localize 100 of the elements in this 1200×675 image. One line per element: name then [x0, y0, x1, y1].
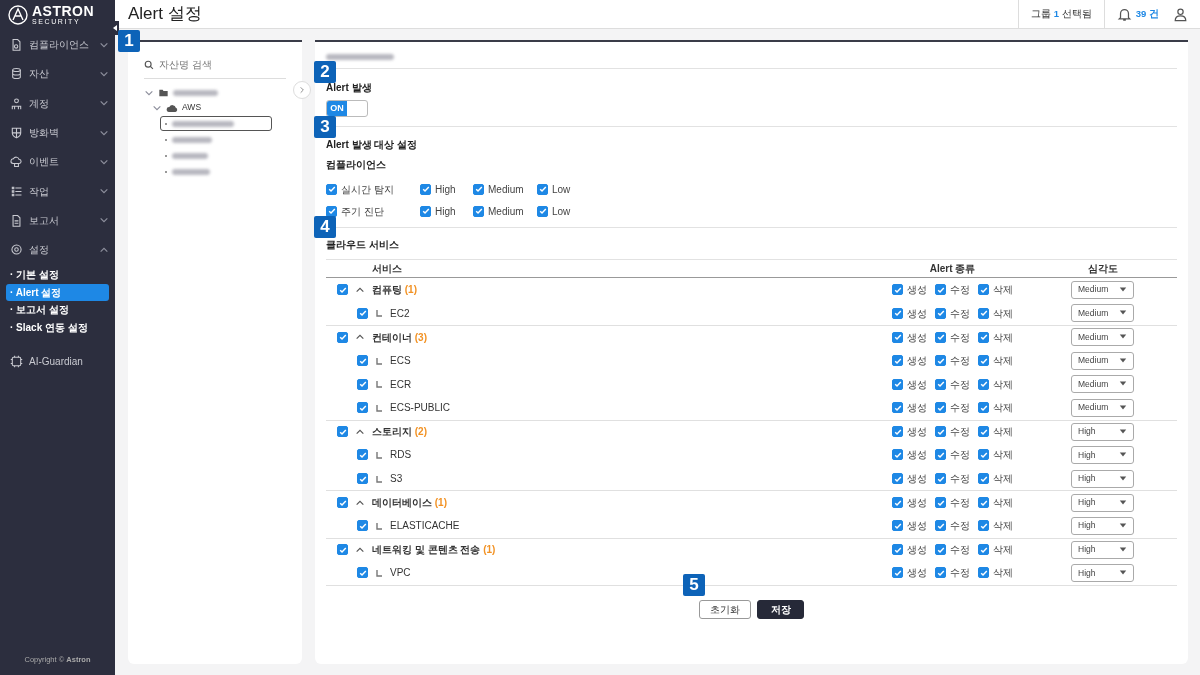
- checkbox[interactable]: [978, 378, 989, 390]
- checkbox[interactable]: [357, 449, 368, 461]
- severity-dropdown[interactable]: High: [1071, 445, 1134, 464]
- checkbox[interactable]: [978, 307, 989, 319]
- checkbox[interactable]: [892, 426, 903, 438]
- checkbox[interactable]: [978, 544, 989, 556]
- branch-icon: [375, 474, 383, 483]
- severity-dropdown[interactable]: Medium: [1071, 304, 1134, 323]
- checkbox[interactable]: [978, 449, 989, 461]
- checkbox[interactable]: [337, 497, 348, 509]
- checkbox[interactable]: [473, 205, 484, 217]
- checkbox[interactable]: [978, 402, 989, 414]
- user-icon[interactable]: [1173, 6, 1188, 22]
- checkbox[interactable]: [892, 497, 903, 509]
- checkbox[interactable]: [978, 332, 989, 343]
- checkbox[interactable]: [420, 183, 431, 195]
- checkbox[interactable]: [935, 449, 946, 461]
- severity-dropdown[interactable]: Medium: [1071, 280, 1134, 299]
- checkbox[interactable]: [537, 183, 548, 195]
- checkbox[interactable]: [935, 307, 946, 319]
- submenu-item[interactable]: · Alert 설정: [6, 283, 109, 302]
- submenu-item[interactable]: · Slack 연동 설정: [6, 318, 109, 337]
- checkbox[interactable]: [892, 355, 903, 367]
- checkbox[interactable]: [935, 402, 946, 414]
- checkbox[interactable]: [357, 567, 368, 579]
- menu-item[interactable]: 설정: [0, 235, 115, 265]
- severity-dropdown[interactable]: High: [1071, 516, 1134, 535]
- checkbox[interactable]: [537, 205, 548, 217]
- checkbox[interactable]: [892, 284, 903, 296]
- service-group-name: 스토리지 (2): [372, 425, 427, 440]
- checkbox[interactable]: [337, 544, 348, 556]
- menu-item[interactable]: AI-Guardian: [0, 346, 115, 376]
- checkbox[interactable]: [326, 205, 337, 217]
- bell-icon[interactable]: [1116, 6, 1132, 22]
- checkbox[interactable]: [357, 402, 368, 414]
- checkbox[interactable]: [978, 355, 989, 367]
- severity-dropdown[interactable]: Medium: [1071, 398, 1134, 417]
- checkbox[interactable]: [357, 307, 368, 319]
- checkbox[interactable]: [935, 378, 946, 390]
- checkbox[interactable]: [337, 426, 348, 438]
- toggle-switch[interactable]: ON: [326, 100, 368, 118]
- checkbox[interactable]: [892, 402, 903, 414]
- tree-label[interactable]: AWS: [182, 101, 202, 114]
- notification-count[interactable]: 39 건: [1135, 6, 1159, 22]
- checkbox[interactable]: [337, 284, 348, 296]
- collapse-handle-icon[interactable]: [111, 21, 119, 35]
- severity-dropdown[interactable]: Medium: [1071, 351, 1134, 370]
- checkbox[interactable]: [892, 520, 903, 532]
- checkbox[interactable]: [473, 183, 484, 195]
- checkbox[interactable]: [978, 497, 989, 509]
- checkbox[interactable]: [892, 332, 903, 343]
- checkbox[interactable]: [935, 520, 946, 532]
- menu-item[interactable]: 작업: [0, 176, 115, 206]
- checkbox-label: 삭제: [993, 543, 1013, 558]
- checkbox[interactable]: [935, 426, 946, 438]
- checkbox[interactable]: [892, 567, 903, 579]
- checkbox[interactable]: [935, 355, 946, 367]
- checkbox[interactable]: [978, 520, 989, 532]
- checkbox[interactable]: [357, 355, 368, 367]
- menu-item[interactable]: 계정: [0, 88, 115, 118]
- submenu-item[interactable]: · 보고서 설정: [6, 301, 109, 319]
- checkbox[interactable]: [978, 567, 989, 579]
- checkbox[interactable]: [935, 284, 946, 296]
- menu-item[interactable]: 컴플라이언스: [0, 30, 115, 60]
- checkbox[interactable]: [978, 284, 989, 296]
- checkbox[interactable]: [892, 473, 903, 485]
- severity-dropdown[interactable]: High: [1071, 469, 1134, 488]
- severity-dropdown[interactable]: High: [1071, 422, 1134, 441]
- menu-item[interactable]: 방화벽: [0, 117, 115, 148]
- checkbox[interactable]: [337, 332, 348, 343]
- severity-dropdown[interactable]: High: [1071, 540, 1134, 559]
- checkbox[interactable]: [357, 378, 368, 390]
- menu-item[interactable]: 이벤트: [0, 147, 115, 177]
- checkbox[interactable]: [420, 205, 431, 217]
- submenu-item[interactable]: · 기본 설정: [6, 266, 109, 284]
- severity-dropdown[interactable]: High: [1071, 493, 1134, 512]
- action-button[interactable]: 저장: [757, 599, 804, 619]
- action-button[interactable]: 초기화: [699, 599, 751, 619]
- severity-dropdown[interactable]: Medium: [1071, 328, 1134, 347]
- checkbox[interactable]: [935, 567, 946, 579]
- menu-item[interactable]: 보고서: [0, 205, 115, 236]
- checkbox[interactable]: [892, 449, 903, 461]
- severity-dropdown[interactable]: Medium: [1071, 375, 1134, 394]
- menu-item[interactable]: 자산: [0, 59, 115, 89]
- checkbox[interactable]: [892, 544, 903, 556]
- caret-icon: [1119, 498, 1127, 507]
- caret-icon: [1119, 427, 1127, 436]
- checkbox[interactable]: [892, 378, 903, 390]
- checkbox[interactable]: [892, 307, 903, 319]
- checkbox[interactable]: [935, 332, 946, 343]
- checkbox[interactable]: [978, 473, 989, 485]
- checkbox[interactable]: [935, 497, 946, 509]
- tree-item[interactable]: [160, 116, 272, 131]
- checkbox[interactable]: [357, 473, 368, 485]
- checkbox[interactable]: [326, 183, 337, 195]
- severity-dropdown[interactable]: High: [1071, 563, 1134, 582]
- checkbox[interactable]: [935, 544, 946, 556]
- checkbox[interactable]: [978, 426, 989, 438]
- checkbox[interactable]: [357, 520, 368, 532]
- checkbox[interactable]: [935, 473, 946, 485]
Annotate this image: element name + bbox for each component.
----
* [Given problem]:
Print the lines of the material from the line with "- checkbox[interactable]: [978, 378, 989, 390]" to the line with "280, 1134, 299]", both included, without any changes.

* [Task solution]:
- checkbox[interactable]: [978, 378, 989, 390]
- checkbox[interactable]: [357, 449, 368, 461]
- severity-dropdown[interactable]: High: [1071, 445, 1134, 464]
- checkbox[interactable]: [978, 307, 989, 319]
- checkbox[interactable]: [892, 426, 903, 438]
- checkbox[interactable]: [978, 544, 989, 556]
- branch-icon: [375, 474, 383, 483]
- severity-dropdown[interactable]: Medium: [1071, 304, 1134, 323]
- checkbox[interactable]: [978, 449, 989, 461]
- checkbox[interactable]: [337, 497, 348, 509]
- checkbox[interactable]: [473, 205, 484, 217]
- checkbox[interactable]: [978, 402, 989, 414]
- user-icon[interactable]: [1173, 6, 1188, 22]
- checkbox[interactable]: [892, 497, 903, 509]
- checkbox[interactable]: [978, 332, 989, 343]
- checkbox[interactable]: [420, 183, 431, 195]
- checkbox[interactable]: [935, 449, 946, 461]
- severity-dropdown[interactable]: Medium: [1071, 280, 1134, 299]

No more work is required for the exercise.